EXERCISE BRIEF: Report how many lines hold the word "color"; answer with the number alone.

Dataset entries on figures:

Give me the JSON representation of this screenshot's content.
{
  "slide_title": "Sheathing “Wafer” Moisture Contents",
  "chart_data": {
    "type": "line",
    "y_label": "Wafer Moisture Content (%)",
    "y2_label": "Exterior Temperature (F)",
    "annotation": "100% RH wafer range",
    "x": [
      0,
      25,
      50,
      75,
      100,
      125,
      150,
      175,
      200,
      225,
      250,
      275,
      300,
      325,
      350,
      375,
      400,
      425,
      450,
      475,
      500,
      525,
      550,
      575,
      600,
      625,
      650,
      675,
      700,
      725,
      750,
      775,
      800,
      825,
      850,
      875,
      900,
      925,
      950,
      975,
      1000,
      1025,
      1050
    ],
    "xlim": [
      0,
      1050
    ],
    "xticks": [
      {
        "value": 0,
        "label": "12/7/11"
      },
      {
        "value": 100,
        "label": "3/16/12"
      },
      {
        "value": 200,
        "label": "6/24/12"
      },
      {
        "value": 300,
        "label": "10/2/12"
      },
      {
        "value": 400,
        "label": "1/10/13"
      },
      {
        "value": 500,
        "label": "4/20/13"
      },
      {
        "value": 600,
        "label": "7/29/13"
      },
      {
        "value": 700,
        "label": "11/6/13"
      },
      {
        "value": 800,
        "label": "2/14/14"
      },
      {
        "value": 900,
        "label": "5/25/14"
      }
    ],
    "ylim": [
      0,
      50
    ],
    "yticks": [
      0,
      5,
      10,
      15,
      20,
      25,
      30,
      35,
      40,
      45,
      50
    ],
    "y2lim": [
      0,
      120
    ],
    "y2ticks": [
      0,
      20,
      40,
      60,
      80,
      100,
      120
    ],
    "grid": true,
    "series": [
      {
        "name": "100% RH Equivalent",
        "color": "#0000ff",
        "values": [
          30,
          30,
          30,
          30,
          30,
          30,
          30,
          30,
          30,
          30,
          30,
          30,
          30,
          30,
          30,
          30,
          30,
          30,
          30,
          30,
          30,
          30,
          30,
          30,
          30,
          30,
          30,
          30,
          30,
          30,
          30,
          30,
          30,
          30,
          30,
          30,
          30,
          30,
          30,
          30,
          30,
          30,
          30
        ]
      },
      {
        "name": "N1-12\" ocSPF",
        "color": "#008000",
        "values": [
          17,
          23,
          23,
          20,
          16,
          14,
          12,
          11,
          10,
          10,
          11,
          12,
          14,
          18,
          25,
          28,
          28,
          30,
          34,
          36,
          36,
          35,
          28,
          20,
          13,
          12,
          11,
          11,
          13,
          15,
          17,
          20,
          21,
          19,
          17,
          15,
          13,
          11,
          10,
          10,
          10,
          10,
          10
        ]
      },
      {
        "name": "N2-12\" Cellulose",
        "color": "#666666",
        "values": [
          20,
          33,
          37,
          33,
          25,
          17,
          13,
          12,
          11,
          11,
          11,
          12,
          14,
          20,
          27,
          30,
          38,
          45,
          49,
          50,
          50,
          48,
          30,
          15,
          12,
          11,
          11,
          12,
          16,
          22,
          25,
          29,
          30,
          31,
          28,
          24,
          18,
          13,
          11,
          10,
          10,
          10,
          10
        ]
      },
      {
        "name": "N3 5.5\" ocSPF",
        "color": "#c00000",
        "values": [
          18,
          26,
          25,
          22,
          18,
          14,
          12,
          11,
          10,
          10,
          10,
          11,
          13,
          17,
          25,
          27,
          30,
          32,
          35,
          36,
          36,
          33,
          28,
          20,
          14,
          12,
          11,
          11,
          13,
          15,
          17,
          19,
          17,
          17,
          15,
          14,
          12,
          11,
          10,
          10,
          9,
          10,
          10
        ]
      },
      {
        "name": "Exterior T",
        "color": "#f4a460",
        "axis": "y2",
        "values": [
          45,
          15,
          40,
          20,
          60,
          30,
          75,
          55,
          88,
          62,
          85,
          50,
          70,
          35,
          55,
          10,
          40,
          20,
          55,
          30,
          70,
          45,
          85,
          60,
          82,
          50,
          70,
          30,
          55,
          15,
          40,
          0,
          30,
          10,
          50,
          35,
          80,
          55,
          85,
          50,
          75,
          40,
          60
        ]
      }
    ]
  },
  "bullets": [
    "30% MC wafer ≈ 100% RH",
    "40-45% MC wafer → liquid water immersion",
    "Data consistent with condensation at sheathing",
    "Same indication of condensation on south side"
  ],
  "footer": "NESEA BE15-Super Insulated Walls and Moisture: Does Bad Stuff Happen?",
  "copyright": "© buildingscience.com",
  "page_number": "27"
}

FULL OUTPUT: 5